>> start

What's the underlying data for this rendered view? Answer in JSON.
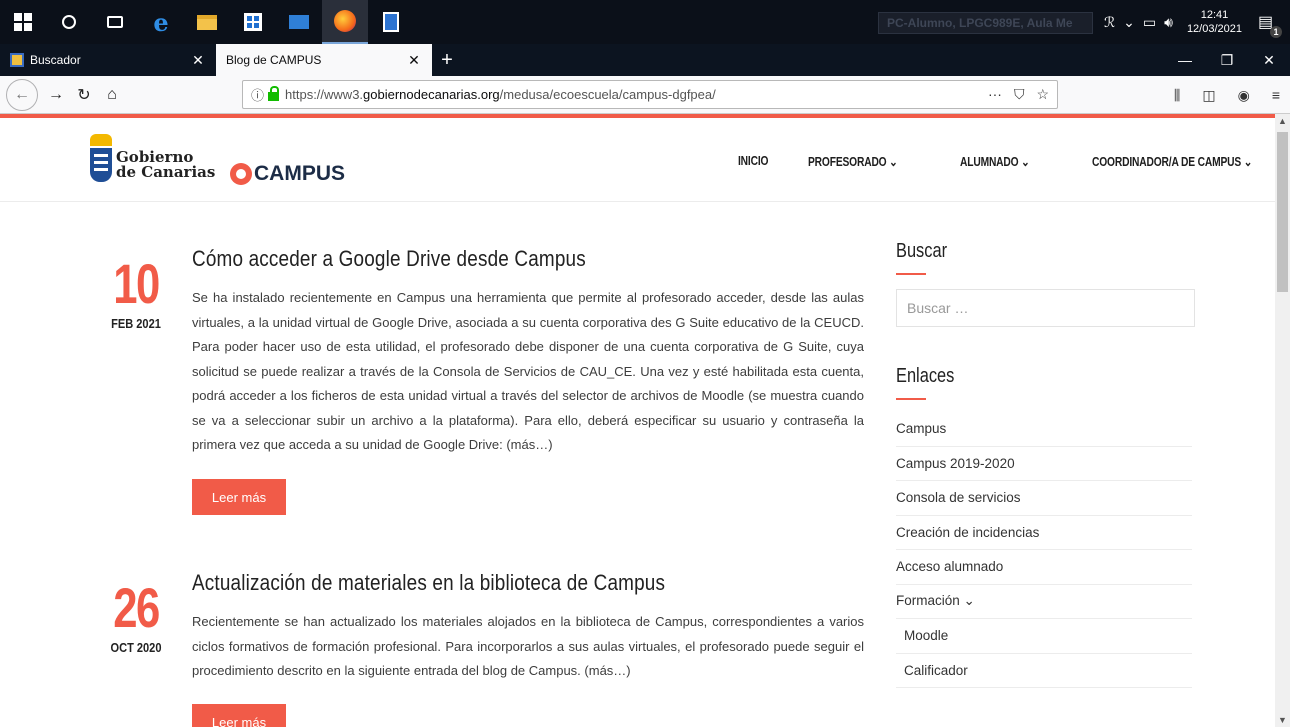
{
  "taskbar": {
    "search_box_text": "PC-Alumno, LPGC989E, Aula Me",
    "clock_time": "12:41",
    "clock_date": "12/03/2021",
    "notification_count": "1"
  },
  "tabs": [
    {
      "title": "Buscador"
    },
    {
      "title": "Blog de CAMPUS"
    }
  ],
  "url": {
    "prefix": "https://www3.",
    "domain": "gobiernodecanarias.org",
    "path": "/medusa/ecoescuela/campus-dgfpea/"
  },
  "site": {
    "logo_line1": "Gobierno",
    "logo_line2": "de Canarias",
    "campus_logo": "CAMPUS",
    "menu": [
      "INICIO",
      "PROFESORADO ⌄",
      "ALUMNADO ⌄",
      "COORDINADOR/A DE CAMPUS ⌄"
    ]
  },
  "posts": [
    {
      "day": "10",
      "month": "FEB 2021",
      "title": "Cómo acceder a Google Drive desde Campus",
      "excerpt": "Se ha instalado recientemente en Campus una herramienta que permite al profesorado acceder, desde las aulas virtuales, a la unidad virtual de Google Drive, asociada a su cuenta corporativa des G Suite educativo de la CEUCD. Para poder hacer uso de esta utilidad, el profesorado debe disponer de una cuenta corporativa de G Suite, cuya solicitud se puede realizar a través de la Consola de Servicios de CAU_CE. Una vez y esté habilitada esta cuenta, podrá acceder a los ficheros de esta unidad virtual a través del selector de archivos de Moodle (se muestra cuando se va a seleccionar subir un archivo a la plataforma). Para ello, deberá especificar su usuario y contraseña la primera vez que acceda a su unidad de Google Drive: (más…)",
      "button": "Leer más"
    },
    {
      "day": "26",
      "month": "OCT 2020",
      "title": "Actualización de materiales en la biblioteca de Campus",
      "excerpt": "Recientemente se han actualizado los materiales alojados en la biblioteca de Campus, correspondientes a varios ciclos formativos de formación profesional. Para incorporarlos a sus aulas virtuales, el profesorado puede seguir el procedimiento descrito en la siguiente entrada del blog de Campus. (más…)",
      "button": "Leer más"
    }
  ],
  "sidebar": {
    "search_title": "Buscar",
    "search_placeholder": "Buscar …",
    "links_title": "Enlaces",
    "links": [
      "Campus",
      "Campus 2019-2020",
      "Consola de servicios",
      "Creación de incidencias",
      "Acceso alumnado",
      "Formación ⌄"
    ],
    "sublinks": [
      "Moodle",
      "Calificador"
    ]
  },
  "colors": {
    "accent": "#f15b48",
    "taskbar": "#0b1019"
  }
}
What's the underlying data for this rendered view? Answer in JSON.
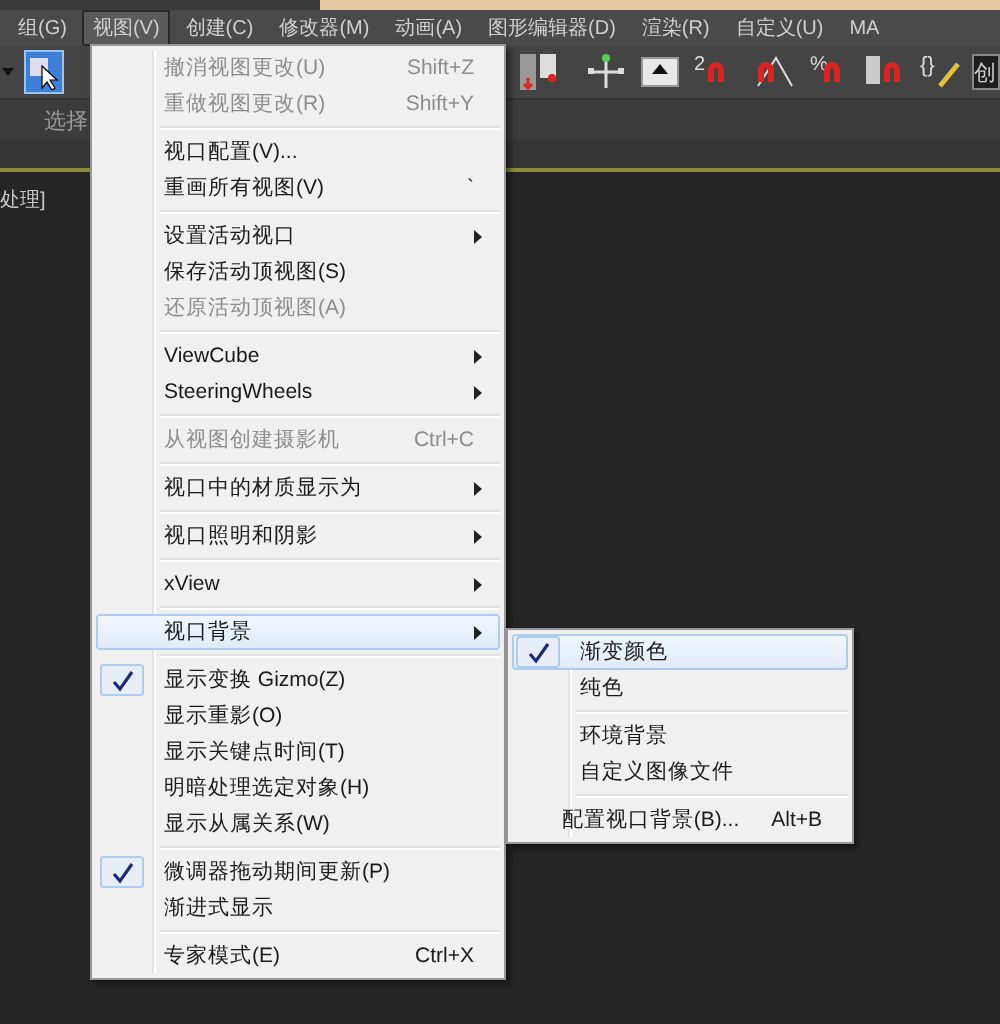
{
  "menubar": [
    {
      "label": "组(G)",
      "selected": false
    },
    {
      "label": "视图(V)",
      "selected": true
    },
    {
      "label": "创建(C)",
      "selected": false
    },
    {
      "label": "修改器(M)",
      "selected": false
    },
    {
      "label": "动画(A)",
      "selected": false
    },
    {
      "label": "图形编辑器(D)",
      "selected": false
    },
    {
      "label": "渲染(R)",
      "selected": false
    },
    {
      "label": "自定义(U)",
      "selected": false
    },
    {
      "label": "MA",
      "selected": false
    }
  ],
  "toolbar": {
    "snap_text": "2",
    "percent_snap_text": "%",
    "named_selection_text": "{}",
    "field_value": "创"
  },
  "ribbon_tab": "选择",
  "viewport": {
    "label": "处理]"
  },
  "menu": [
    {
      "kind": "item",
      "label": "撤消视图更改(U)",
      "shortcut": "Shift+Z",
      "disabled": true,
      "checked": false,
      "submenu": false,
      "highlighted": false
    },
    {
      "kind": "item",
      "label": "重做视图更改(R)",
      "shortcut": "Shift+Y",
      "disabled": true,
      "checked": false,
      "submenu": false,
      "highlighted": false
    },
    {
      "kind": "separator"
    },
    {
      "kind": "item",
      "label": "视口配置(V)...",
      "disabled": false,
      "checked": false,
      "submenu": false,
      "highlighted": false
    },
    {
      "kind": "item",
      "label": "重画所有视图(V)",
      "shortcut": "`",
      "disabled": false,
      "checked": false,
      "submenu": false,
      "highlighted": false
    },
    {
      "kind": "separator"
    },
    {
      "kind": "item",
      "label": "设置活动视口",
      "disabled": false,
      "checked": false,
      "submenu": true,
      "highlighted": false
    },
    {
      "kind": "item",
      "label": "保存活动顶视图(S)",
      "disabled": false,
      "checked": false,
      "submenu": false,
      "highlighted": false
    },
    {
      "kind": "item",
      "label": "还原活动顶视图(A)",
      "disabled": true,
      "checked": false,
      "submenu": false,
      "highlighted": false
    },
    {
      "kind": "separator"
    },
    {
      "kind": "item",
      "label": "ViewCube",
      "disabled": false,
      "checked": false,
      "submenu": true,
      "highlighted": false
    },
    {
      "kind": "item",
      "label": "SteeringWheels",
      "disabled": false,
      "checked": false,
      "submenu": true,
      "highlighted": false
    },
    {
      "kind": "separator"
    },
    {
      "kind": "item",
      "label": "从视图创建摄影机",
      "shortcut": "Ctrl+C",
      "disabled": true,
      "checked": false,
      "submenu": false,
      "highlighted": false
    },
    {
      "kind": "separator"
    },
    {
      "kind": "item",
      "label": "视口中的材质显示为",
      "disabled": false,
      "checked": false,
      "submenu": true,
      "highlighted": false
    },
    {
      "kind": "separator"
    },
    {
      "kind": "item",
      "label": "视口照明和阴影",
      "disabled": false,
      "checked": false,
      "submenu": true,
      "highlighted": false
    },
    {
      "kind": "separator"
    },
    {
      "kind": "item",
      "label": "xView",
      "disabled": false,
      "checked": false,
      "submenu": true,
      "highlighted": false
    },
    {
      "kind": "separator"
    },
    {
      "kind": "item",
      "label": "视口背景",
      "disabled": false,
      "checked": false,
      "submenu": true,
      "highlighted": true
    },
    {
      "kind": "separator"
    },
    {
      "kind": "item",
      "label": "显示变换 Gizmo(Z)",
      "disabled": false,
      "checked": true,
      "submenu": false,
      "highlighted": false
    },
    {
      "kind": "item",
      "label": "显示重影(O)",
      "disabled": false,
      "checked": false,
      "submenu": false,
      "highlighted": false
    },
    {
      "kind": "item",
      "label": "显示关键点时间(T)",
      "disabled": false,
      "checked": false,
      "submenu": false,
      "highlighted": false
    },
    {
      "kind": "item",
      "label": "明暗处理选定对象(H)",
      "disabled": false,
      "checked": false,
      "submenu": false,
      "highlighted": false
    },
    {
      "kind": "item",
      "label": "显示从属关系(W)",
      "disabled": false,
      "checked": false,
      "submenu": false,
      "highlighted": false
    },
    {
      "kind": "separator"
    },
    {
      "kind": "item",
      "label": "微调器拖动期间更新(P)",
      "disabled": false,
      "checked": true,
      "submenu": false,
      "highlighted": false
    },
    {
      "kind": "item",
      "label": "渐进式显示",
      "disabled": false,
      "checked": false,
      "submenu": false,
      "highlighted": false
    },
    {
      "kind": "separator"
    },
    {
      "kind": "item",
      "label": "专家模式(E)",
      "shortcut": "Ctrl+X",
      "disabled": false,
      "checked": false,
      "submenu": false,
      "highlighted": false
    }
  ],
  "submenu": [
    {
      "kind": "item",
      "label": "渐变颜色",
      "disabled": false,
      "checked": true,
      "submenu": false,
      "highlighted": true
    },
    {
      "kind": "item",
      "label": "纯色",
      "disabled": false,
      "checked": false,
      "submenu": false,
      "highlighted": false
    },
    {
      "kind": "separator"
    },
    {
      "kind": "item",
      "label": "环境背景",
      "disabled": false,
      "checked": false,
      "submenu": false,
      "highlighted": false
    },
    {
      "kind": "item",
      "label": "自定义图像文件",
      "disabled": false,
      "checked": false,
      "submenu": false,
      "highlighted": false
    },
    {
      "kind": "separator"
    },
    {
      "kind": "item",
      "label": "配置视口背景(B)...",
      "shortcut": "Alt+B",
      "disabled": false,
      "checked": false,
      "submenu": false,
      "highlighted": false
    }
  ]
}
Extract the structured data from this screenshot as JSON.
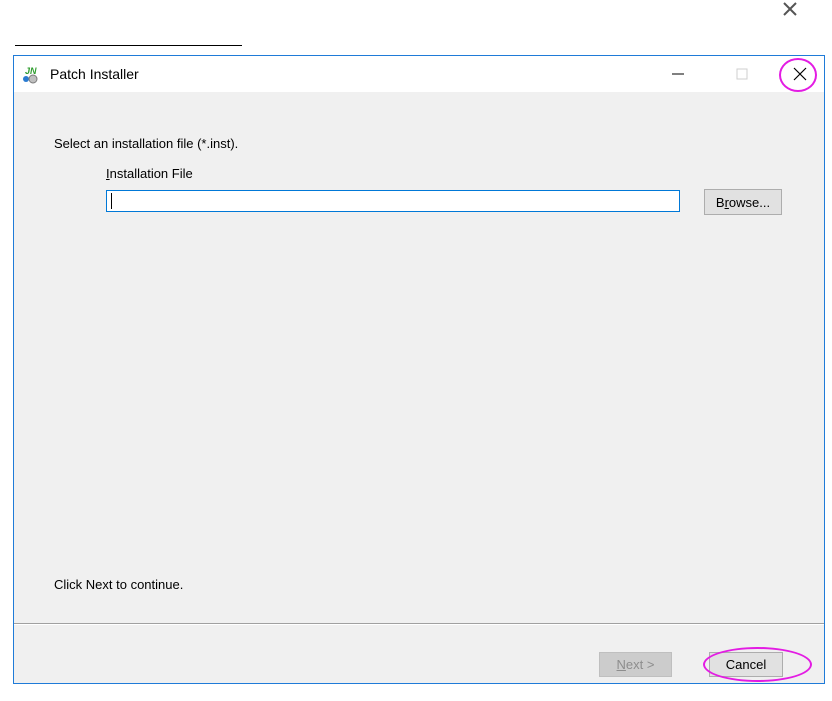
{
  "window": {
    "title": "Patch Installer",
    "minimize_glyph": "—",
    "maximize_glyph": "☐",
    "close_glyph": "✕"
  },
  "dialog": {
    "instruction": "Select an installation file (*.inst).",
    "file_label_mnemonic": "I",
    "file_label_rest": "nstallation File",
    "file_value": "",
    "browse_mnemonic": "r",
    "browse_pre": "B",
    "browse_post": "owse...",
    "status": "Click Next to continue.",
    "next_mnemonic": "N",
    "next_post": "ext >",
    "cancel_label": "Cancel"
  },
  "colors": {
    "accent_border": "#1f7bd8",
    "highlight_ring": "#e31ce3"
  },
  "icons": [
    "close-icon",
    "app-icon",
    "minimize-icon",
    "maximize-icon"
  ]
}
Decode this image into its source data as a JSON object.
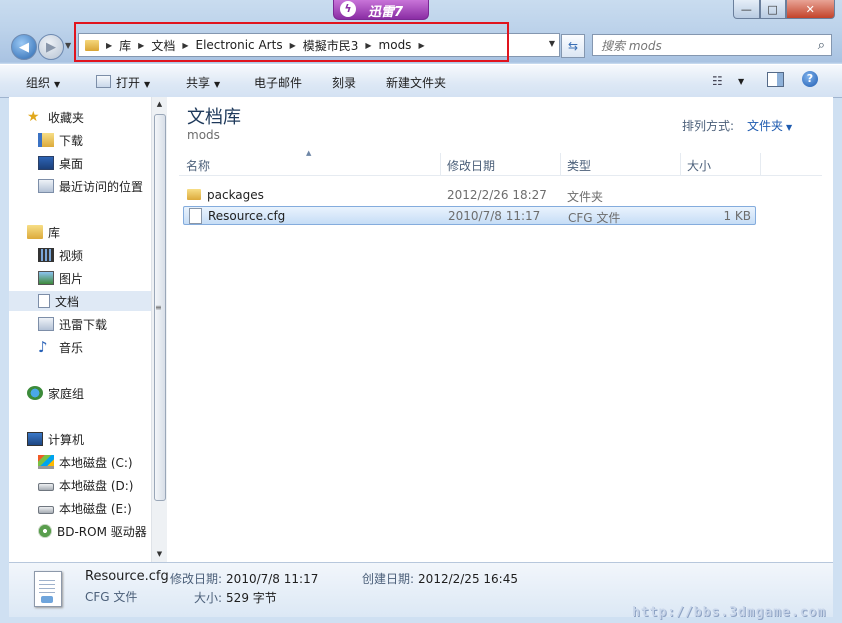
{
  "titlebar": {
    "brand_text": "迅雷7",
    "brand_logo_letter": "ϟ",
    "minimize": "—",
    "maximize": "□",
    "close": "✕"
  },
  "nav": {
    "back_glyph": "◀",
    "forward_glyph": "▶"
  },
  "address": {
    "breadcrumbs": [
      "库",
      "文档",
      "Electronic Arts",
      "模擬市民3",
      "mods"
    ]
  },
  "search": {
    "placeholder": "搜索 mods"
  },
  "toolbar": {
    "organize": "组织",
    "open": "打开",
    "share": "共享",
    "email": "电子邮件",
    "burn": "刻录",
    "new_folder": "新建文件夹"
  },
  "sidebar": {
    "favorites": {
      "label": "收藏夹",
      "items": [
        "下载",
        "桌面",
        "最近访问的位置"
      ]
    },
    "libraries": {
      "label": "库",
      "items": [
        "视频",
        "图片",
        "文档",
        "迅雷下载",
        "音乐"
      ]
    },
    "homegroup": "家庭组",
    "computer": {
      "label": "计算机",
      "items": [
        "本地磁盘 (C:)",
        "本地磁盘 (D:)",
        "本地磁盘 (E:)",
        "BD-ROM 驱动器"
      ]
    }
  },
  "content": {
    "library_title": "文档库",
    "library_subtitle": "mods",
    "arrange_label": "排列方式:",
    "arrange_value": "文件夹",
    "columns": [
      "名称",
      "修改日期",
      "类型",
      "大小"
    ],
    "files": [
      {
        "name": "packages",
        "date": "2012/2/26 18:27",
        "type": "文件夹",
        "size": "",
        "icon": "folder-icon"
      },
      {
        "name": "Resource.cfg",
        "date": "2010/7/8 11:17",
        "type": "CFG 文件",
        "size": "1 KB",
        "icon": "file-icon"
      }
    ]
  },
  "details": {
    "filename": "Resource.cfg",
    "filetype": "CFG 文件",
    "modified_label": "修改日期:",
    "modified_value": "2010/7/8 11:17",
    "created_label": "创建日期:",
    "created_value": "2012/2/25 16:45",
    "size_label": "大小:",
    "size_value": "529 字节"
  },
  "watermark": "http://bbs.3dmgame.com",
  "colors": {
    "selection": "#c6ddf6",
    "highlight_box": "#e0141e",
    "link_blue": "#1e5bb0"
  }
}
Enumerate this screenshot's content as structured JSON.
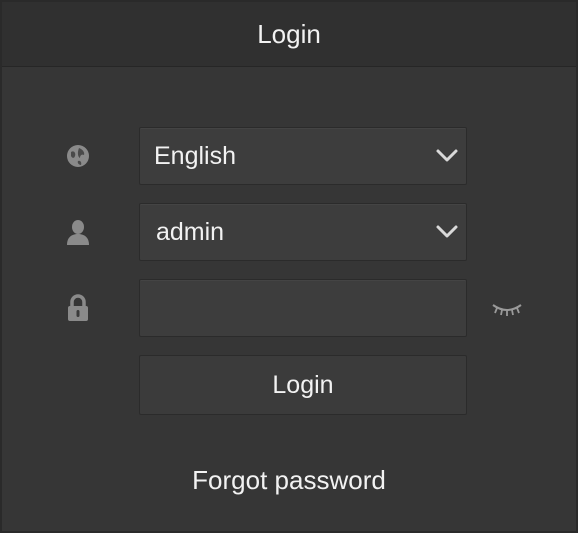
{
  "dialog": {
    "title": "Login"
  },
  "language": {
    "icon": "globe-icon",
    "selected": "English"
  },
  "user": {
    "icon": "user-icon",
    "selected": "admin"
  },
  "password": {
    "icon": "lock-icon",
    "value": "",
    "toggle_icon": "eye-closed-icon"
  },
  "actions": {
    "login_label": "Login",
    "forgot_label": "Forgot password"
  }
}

>> end

* **Given request**
Collect each line above holding the string "password".

* **Full output**
  "password": {
    "forgot_label": "Forgot password"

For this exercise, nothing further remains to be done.